>> start Input

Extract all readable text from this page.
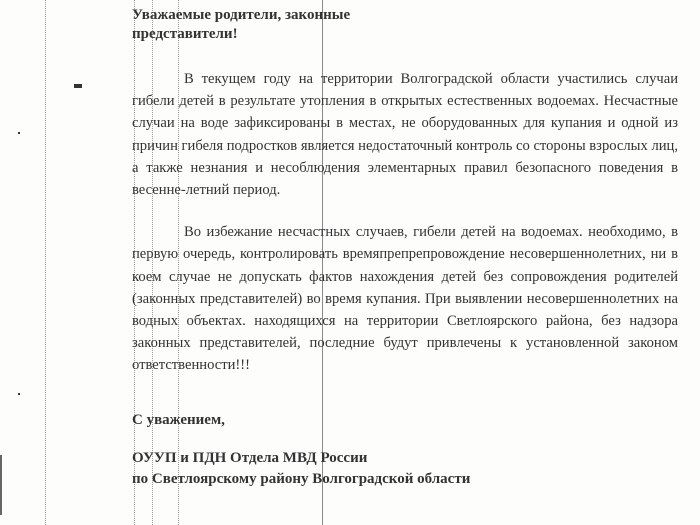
Уважаемые родители, законные представители!

В текущем году на территории Волгоградской области участились случаи гибели детей в результате утопления в открытых естественных водоемах. Несчастные случаи на воде зафиксированы в местах, не оборудованных для купания и одной из причин гибеля подростков является недостаточный контроль со стороны взрослых лиц, а также незнания и несоблюдения элементарных правил безопасного поведения в весенне-летний период.

Во избежание несчастных случаев, гибели детей на водоемах. необходимо, в первую очередь, контролировать времяпрепрепровождение несовершеннолетних, ни в коем случае не допускать фактов нахождения детей без сопровождения родителей (законных представителей) во время купания. При выявлении несовершеннолетних на водных объектах. находящихся на территории Светлоярского района, без надзора законных представителей, последние будут привлечены к установленной законом ответственности!!!

С уважением,
ОУУП и ПДН Отдела МВД России
по Светлоярскому району Волгоградской области
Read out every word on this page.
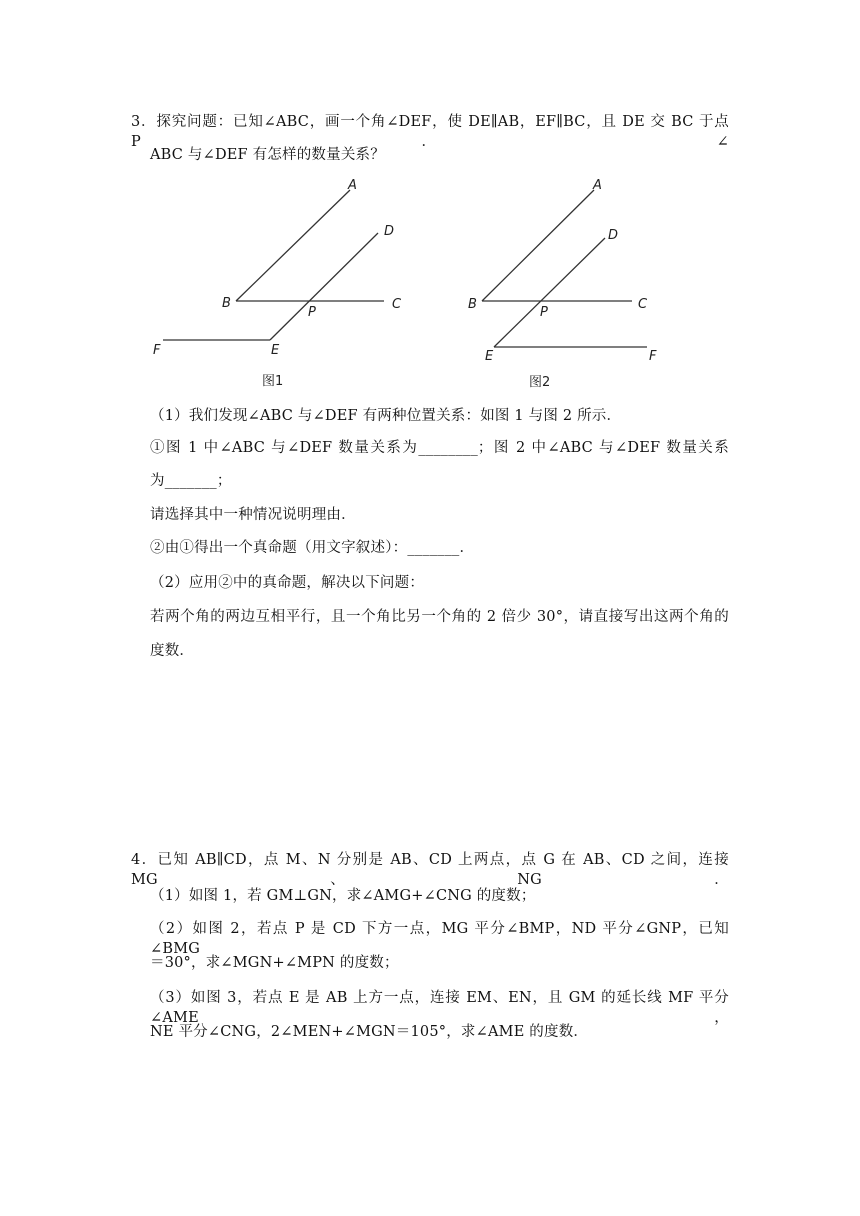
3．探究问题：已知∠ABC，画一个角∠DEF，使 DE∥AB，EF∥BC，且 DE 交 BC 于点 P．∠
ABC 与∠DEF 有怎样的数量关系？
A
B	C
D
E
F
P
图1
A
B	C
D
E	F
P
图2
（1）我们发现∠ABC 与∠DEF 有两种位置关系：如图 1 与图 2 所示．
①图 1 中∠ABC 与∠DEF 数量关系为________；图 2 中∠ABC 与∠DEF 数量关系
为_______；
请选择其中一种情况说明理由．
②由①得出一个真命题（用文字叙述）：_______．
（2）应用②中的真命题，解决以下问题：
若两个角的两边互相平行，且一个角比另一个角的 2 倍少 30°，请直接写出这两个角的
度数．
4．已知 AB∥CD，点 M、N 分别是 AB、CD 上两点，点 G 在 AB、CD 之间，连接 MG、NG．
（1）如图 1，若 GM⊥GN，求∠AMG+∠CNG 的度数；
（2）如图 2，若点 P 是 CD 下方一点，MG 平分∠BMP，ND 平分∠GNP，已知∠BMG
＝30°，求∠MGN+∠MPN 的度数；
（3）如图 3，若点 E 是 AB 上方一点，连接 EM、EN，且 GM 的延长线 MF 平分∠AME，
NE 平分∠CNG，2∠MEN+∠MGN＝105°，求∠AME 的度数．
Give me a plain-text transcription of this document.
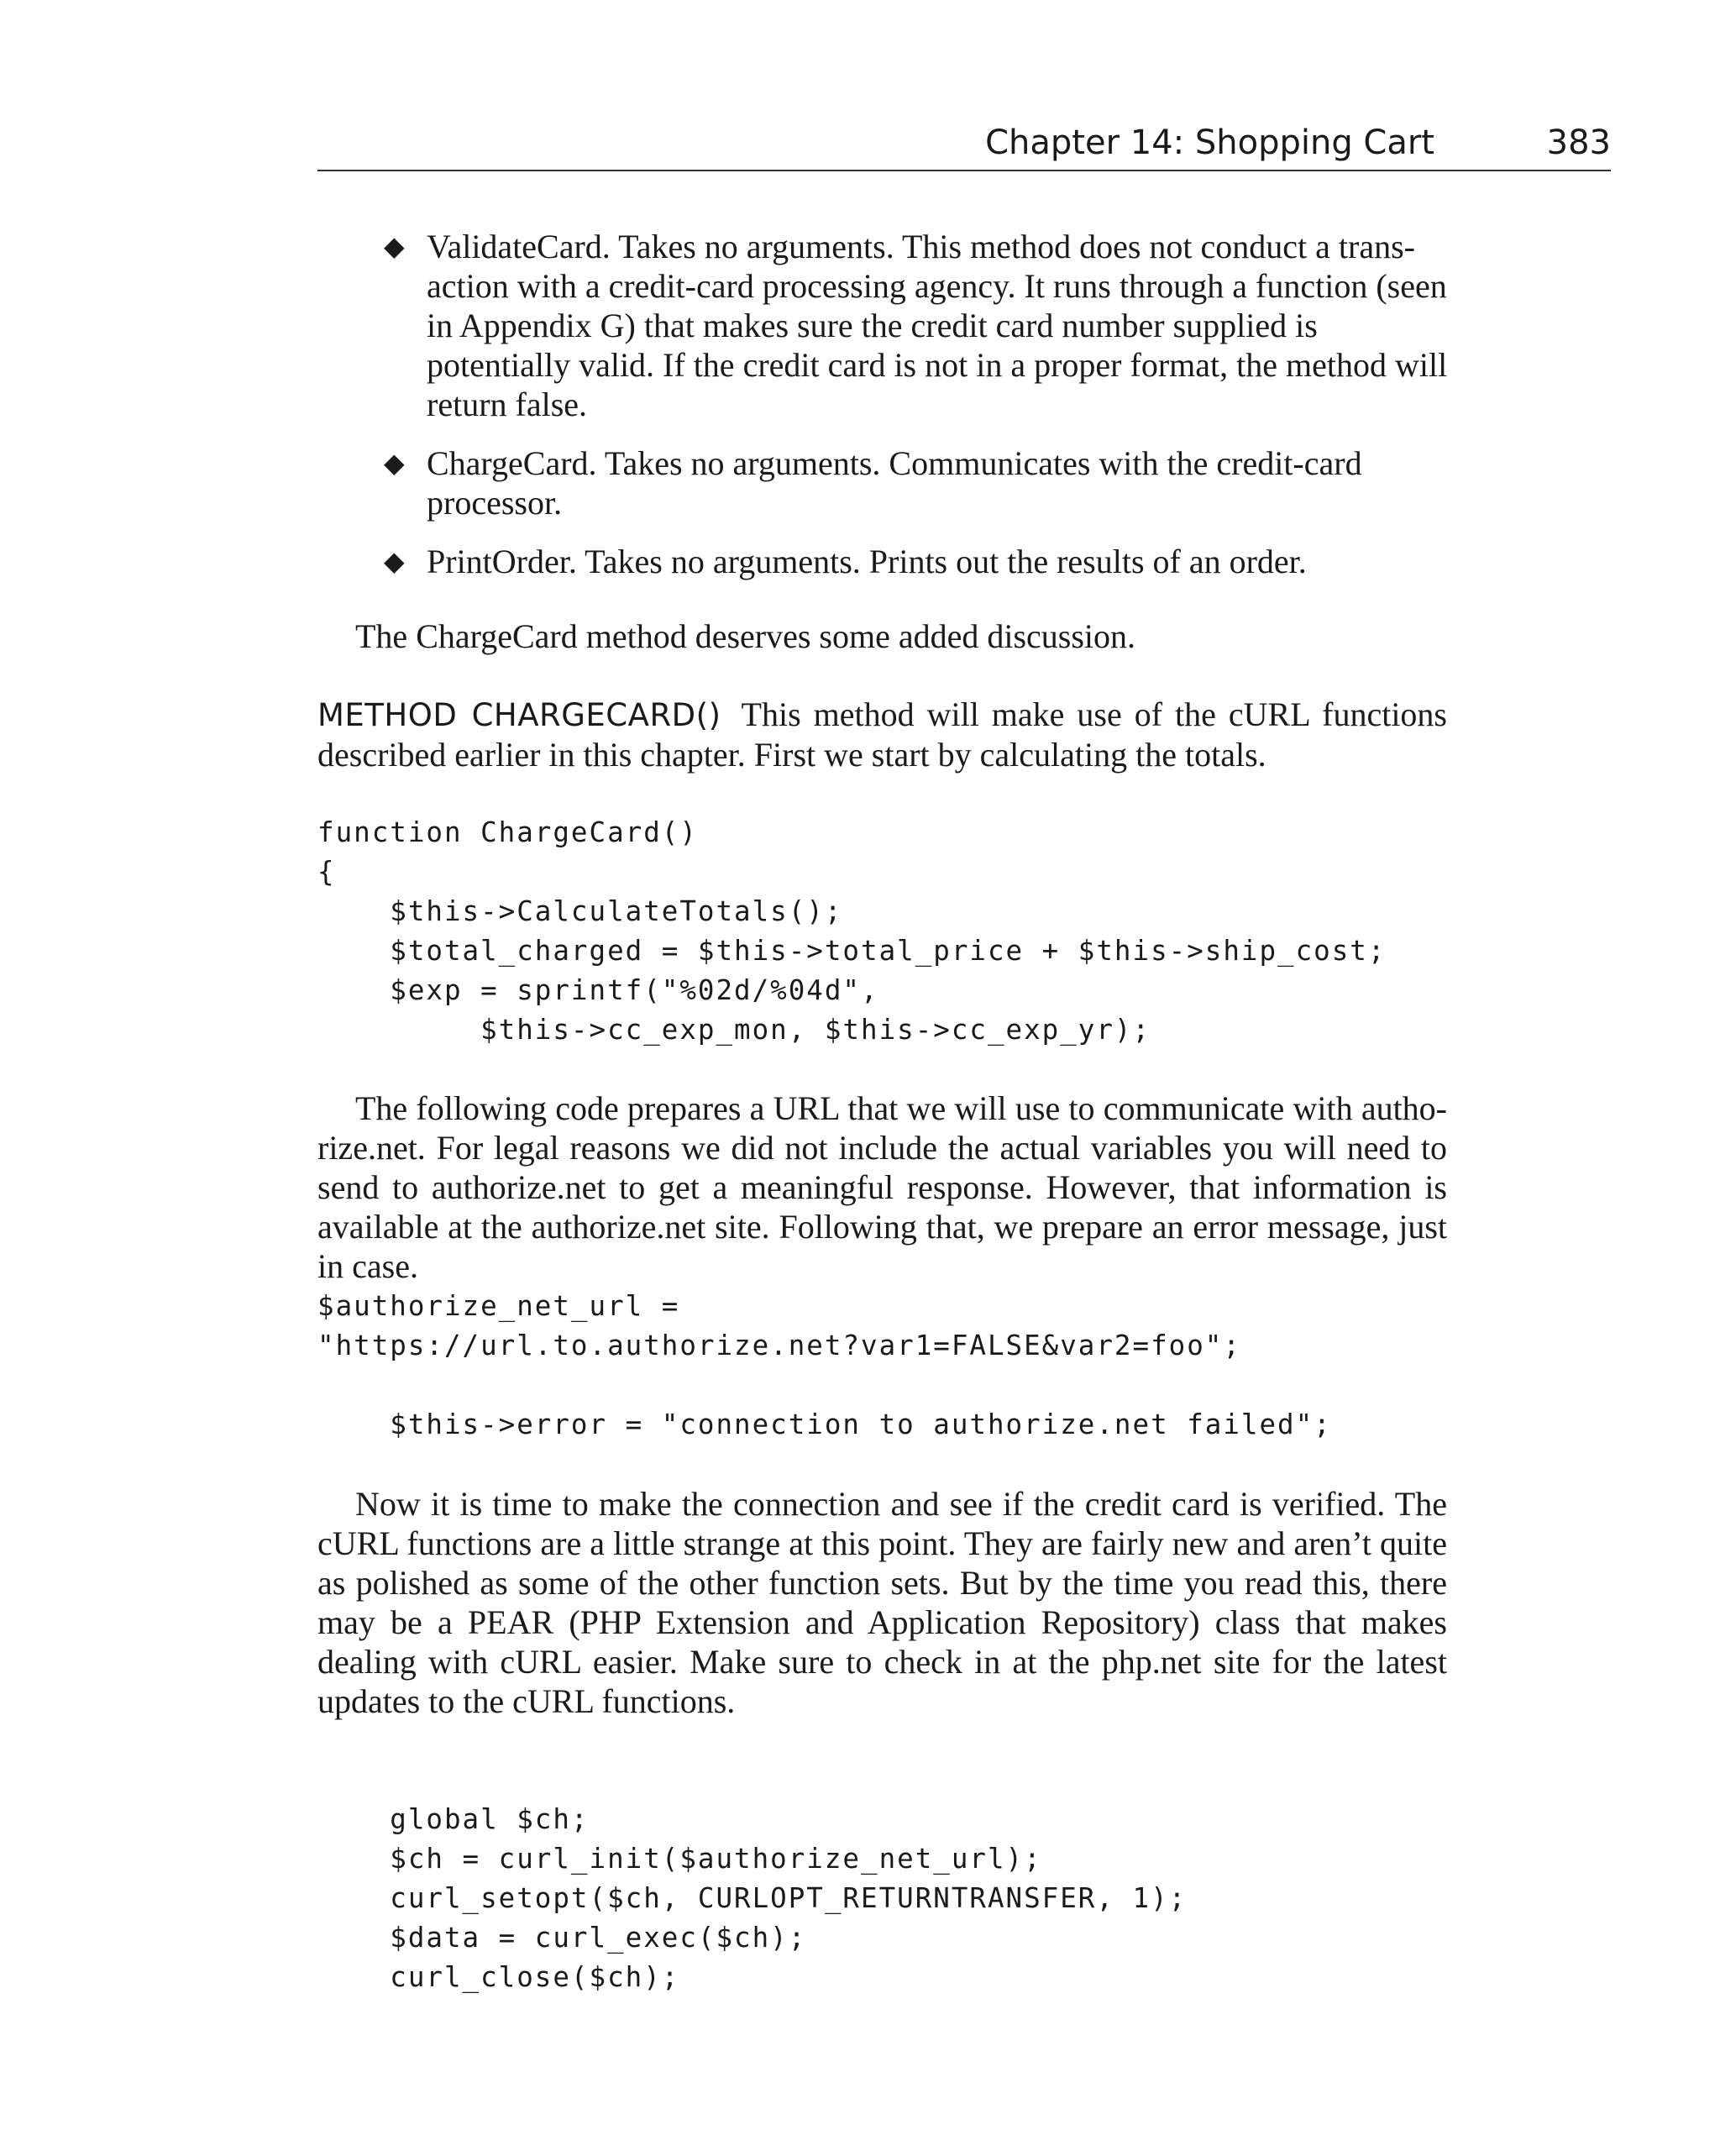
Chapter 14: Shopping Cart	383
◆ ValidateCard. Takes no arguments. This method does not conduct a trans-action with a credit-card processing agency. It runs through a function (seen in Appendix G) that makes sure the credit card number supplied is potentially valid. If the credit card is not in a proper format, the method will return false.
◆ ChargeCard. Takes no arguments. Communicates with the credit-card processor.
◆ PrintOrder. Takes no arguments. Prints out the results of an order.

The ChargeCard method deserves some added discussion.

METHOD CHARGECARD() This method will make use of the cURL functions described earlier in this chapter. First we start by calculating the totals.

function ChargeCard()
{
$this->CalculateTotals();
$total_charged = $this->total_price + $this->ship_cost;
$exp = sprintf("%02d/%04d",
$this->cc_exp_mon, $this->cc_exp_yr);

The following code prepares a URL that we will use to communicate with autho-rize.net. For legal reasons we did not include the actual variables you will need to send to authorize.net to get a meaningful response. However, that information is available at the authorize.net site. Following that, we prepare an error message, just in case.

$authorize_net_url =
"https://url.to.authorize.net?var1=FALSE&var2=foo";

$this->error = "connection to authorize.net failed";

Now it is time to make the connection and see if the credit card is verified. The cURL functions are a little strange at this point. They are fairly new and aren’t quite as polished as some of the other function sets. But by the time you read this, there may be a PEAR (PHP Extension and Application Repository) class that makes dealing with cURL easier. Make sure to check in at the php.net site for the latest updates to the cURL functions.

global $ch;
$ch = curl_init($authorize_net_url);
curl_setopt($ch, CURLOPT_RETURNTRANSFER, 1);
$data = curl_exec($ch);
curl_close($ch);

>> end Input

Tally the lines above containing "text". Answer with the count only.

2